Images excluded, repeat each entry below exactly.

━━ Input data ━━

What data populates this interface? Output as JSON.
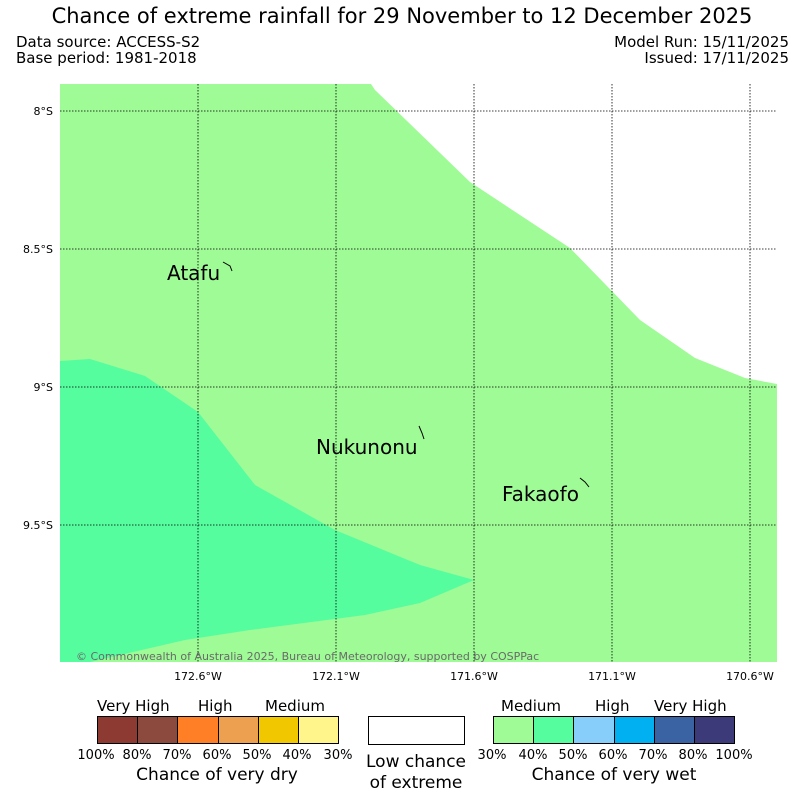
{
  "title": "Chance of extreme rainfall for 29 November to 12 December 2025",
  "header": {
    "data_source": "Data source: ACCESS-S2",
    "base_period": "Base period: 1981-2018",
    "model_run": "Model Run: 15/11/2025",
    "issued": "Issued: 17/11/2025"
  },
  "map": {
    "lat_labels": [
      "8°S",
      "8.5°S",
      "9°S",
      "9.5°S"
    ],
    "lon_labels": [
      "172.6°W",
      "172.1°W",
      "171.6°W",
      "171.1°W",
      "170.6°W"
    ],
    "places": [
      "Atafu",
      "Nukunonu",
      "Fakaofo"
    ],
    "copyright": "© Commonwealth of Australia 2025, Bureau of Meteorology, supported by COSPPac",
    "colors": {
      "medium_wet_30_40": "#9efb95",
      "medium_wet_40_50": "#55fd9f",
      "low_chance": "#ffffff"
    }
  },
  "legend": {
    "dry": {
      "categories": [
        "Very High",
        "High",
        "Medium"
      ],
      "ticks": [
        "100%",
        "80%",
        "70%",
        "60%",
        "50%",
        "40%",
        "30%"
      ],
      "label": "Chance of very dry",
      "colors": [
        "#8c3a32",
        "#8b4a3d",
        "#ff7f27",
        "#eda04f",
        "#f1c800",
        "#fff58a"
      ]
    },
    "low": {
      "line1": "Low chance",
      "line2": "of extreme",
      "color": "#ffffff"
    },
    "wet": {
      "categories": [
        "Medium",
        "High",
        "Very High"
      ],
      "ticks": [
        "30%",
        "40%",
        "50%",
        "60%",
        "70%",
        "80%",
        "100%"
      ],
      "label": "Chance of very wet",
      "colors": [
        "#9efb95",
        "#55fd9f",
        "#87cefa",
        "#00b0f0",
        "#3a63a3",
        "#3d3a7a"
      ]
    }
  }
}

━━━

◆ **Task response**
What data populates this interface? Output as JSON.
{
  "title": "Chance of extreme rainfall for 29 November to 12 December 2025",
  "header": {
    "data_source": "Data source: ACCESS-S2",
    "base_period": "Base period: 1981-2018",
    "model_run": "Model Run: 15/11/2025",
    "issued": "Issued: 17/11/2025"
  },
  "map": {
    "lat_labels": [
      "8°S",
      "8.5°S",
      "9°S",
      "9.5°S"
    ],
    "lon_labels": [
      "172.6°W",
      "172.1°W",
      "171.6°W",
      "171.1°W",
      "170.6°W"
    ],
    "places": [
      "Atafu",
      "Nukunonu",
      "Fakaofo"
    ],
    "copyright": "© Commonwealth of Australia 2025, Bureau of Meteorology, supported by COSPPac",
    "colors": {
      "medium_wet_30_40": "#9efb95",
      "medium_wet_40_50": "#55fd9f",
      "low_chance": "#ffffff"
    }
  },
  "legend": {
    "dry": {
      "categories": [
        "Very High",
        "High",
        "Medium"
      ],
      "ticks": [
        "100%",
        "80%",
        "70%",
        "60%",
        "50%",
        "40%",
        "30%"
      ],
      "label": "Chance of very dry",
      "colors": [
        "#8c3a32",
        "#8b4a3d",
        "#ff7f27",
        "#eda04f",
        "#f1c800",
        "#fff58a"
      ]
    },
    "low": {
      "line1": "Low chance",
      "line2": "of extreme",
      "color": "#ffffff"
    },
    "wet": {
      "categories": [
        "Medium",
        "High",
        "Very High"
      ],
      "ticks": [
        "30%",
        "40%",
        "50%",
        "60%",
        "70%",
        "80%",
        "100%"
      ],
      "label": "Chance of very wet",
      "colors": [
        "#9efb95",
        "#55fd9f",
        "#87cefa",
        "#00b0f0",
        "#3a63a3",
        "#3d3a7a"
      ]
    }
  }
}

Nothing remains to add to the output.